● Problem to work on: Wherever the word "Enforcer" turns up in a line of the entries, copy that line.

==*==

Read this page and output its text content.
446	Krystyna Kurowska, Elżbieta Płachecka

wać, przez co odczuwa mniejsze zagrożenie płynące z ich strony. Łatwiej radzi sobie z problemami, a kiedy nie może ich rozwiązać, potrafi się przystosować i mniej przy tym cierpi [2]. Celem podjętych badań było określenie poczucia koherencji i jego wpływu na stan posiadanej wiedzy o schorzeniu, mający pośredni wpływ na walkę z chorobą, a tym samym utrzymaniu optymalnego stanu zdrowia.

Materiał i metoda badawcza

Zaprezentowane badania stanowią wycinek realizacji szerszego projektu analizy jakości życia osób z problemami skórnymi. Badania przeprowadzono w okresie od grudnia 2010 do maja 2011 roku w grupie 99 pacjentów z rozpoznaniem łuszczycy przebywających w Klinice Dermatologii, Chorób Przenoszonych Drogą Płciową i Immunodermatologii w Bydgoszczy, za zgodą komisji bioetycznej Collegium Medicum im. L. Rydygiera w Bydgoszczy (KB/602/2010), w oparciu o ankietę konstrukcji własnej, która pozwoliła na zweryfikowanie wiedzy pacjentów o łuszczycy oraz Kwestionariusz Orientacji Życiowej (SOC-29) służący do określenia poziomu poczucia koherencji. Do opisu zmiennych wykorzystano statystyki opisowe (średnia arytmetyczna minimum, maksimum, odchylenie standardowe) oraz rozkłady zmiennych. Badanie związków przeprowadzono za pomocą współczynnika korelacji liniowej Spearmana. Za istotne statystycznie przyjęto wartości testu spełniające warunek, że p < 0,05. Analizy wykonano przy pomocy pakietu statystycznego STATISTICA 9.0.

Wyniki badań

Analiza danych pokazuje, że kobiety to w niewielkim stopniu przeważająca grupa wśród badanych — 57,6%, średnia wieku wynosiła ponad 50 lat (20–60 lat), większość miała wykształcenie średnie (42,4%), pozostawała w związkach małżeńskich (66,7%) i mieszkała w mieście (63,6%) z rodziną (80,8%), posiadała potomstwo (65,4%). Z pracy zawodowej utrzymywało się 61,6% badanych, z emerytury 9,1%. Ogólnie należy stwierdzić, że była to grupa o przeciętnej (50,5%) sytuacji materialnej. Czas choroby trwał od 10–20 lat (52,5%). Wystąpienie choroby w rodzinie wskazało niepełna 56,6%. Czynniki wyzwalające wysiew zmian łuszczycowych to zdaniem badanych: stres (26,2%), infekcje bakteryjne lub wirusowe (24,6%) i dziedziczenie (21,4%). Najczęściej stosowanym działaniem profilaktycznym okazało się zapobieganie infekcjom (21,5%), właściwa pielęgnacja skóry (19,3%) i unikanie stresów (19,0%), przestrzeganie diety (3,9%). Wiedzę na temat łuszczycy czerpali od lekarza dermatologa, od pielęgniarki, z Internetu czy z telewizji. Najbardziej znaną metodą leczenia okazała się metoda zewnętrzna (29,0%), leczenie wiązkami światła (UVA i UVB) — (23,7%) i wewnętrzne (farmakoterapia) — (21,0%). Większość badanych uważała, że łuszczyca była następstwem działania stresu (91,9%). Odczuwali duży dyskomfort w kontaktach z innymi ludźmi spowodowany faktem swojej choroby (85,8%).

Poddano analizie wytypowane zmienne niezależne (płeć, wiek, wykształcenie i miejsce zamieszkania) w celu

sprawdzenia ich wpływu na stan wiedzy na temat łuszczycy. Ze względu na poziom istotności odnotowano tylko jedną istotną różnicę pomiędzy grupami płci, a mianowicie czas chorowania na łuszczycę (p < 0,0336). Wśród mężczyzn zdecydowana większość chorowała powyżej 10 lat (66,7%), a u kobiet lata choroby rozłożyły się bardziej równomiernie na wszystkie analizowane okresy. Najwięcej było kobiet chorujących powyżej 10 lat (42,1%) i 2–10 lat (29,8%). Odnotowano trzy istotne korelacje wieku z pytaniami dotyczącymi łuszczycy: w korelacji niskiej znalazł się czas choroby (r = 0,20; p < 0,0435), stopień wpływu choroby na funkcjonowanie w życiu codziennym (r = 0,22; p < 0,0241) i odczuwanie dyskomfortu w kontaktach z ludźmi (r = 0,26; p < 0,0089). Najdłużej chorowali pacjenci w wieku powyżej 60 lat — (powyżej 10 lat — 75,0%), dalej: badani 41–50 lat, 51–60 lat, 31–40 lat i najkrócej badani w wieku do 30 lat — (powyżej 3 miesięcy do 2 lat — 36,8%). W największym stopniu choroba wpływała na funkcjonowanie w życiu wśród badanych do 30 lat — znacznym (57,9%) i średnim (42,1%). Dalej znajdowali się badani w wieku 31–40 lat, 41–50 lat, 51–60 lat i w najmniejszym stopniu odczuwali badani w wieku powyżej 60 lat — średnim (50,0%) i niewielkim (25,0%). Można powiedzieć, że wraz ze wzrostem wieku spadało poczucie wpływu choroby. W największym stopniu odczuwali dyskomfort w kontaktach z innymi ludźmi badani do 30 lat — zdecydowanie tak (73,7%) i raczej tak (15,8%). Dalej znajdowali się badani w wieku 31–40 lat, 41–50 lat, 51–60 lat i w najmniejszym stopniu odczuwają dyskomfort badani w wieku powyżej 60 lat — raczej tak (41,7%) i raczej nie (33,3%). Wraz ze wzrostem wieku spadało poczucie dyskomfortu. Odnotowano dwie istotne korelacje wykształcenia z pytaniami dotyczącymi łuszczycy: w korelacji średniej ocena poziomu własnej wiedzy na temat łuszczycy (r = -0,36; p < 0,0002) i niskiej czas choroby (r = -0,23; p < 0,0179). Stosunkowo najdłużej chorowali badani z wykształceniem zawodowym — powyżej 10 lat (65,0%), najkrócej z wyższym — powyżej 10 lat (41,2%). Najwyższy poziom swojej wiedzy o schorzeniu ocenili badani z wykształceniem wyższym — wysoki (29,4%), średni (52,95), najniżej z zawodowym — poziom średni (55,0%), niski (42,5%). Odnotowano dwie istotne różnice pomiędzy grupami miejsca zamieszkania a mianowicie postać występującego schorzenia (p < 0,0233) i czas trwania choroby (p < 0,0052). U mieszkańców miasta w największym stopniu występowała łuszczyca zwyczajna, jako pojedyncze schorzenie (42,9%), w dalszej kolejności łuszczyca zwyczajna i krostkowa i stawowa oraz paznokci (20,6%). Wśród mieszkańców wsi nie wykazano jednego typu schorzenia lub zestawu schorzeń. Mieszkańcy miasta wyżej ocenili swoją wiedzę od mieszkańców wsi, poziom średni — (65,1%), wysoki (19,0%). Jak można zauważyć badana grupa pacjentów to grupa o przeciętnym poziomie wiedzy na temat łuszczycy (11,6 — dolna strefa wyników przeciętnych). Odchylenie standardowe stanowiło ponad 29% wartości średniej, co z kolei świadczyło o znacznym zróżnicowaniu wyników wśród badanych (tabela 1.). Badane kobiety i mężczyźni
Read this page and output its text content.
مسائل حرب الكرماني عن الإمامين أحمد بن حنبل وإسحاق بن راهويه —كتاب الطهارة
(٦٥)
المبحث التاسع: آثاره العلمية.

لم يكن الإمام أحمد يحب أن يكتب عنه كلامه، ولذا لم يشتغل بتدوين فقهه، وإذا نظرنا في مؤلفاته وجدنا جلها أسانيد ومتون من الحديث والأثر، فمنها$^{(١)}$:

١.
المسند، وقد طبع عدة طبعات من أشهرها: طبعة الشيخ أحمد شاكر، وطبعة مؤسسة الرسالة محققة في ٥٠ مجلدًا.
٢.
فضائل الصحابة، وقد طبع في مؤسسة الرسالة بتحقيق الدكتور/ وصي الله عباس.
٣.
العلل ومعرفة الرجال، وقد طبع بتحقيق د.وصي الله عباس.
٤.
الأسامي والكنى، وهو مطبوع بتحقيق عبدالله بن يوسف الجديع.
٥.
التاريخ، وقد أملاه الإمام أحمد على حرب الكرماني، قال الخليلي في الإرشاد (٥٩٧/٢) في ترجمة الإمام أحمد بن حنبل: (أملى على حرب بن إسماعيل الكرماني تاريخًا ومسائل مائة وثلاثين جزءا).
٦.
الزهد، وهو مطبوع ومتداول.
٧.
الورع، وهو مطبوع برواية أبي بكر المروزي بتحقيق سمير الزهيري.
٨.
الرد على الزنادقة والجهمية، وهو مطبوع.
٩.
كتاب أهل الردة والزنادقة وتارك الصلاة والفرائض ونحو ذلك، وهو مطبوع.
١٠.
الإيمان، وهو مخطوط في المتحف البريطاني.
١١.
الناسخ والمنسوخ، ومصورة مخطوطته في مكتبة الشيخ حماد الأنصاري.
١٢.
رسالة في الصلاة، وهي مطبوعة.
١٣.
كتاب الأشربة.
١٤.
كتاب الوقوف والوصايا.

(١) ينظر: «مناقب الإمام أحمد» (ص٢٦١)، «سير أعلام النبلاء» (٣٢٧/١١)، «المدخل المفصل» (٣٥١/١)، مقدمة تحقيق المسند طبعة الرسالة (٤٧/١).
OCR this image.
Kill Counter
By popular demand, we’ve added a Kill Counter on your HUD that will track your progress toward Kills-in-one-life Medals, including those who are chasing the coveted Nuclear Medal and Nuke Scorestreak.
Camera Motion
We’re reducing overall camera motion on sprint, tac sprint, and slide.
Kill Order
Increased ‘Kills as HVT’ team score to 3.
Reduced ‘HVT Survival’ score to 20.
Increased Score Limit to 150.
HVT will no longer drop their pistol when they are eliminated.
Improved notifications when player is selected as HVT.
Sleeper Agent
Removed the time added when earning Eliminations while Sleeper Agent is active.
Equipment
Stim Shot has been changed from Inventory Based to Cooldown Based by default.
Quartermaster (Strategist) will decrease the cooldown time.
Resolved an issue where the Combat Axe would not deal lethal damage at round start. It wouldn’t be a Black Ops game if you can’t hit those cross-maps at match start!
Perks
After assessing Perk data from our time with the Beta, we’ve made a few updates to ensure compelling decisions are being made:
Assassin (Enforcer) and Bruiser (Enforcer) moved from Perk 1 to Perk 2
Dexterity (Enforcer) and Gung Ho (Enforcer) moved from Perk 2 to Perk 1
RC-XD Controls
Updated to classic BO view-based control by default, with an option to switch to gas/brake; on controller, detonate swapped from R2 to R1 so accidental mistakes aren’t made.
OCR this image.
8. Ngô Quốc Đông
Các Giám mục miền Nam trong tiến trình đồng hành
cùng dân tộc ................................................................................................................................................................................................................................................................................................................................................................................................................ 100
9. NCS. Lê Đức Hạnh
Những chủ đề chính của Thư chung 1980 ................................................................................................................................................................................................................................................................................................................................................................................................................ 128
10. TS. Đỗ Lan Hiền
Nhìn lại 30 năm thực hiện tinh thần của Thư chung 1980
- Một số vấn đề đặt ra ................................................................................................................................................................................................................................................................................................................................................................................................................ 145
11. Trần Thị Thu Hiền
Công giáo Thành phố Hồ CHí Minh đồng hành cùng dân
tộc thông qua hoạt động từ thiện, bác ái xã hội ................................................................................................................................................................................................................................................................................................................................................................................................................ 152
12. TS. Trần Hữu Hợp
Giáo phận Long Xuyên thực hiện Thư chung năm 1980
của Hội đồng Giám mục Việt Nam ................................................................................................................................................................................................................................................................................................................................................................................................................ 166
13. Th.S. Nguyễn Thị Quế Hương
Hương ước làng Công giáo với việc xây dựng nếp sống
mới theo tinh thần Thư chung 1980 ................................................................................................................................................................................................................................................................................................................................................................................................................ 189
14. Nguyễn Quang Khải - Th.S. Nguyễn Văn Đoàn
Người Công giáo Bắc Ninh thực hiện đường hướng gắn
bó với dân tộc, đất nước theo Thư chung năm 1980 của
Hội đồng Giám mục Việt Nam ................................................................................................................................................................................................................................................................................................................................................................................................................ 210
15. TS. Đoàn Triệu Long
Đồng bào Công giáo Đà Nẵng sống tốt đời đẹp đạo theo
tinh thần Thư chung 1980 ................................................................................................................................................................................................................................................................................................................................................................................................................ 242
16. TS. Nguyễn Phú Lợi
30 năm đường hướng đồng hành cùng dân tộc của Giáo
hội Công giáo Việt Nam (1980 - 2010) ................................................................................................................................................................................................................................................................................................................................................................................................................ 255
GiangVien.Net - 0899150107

==*==

● Result for this exercise:
Assassin (Enforcer) and Bruiser (Enforcer) moved from Perk 1 to Perk 2
Dexterity (Enforcer) and Gung Ho (Enforcer) moved from Perk 2 to Perk 1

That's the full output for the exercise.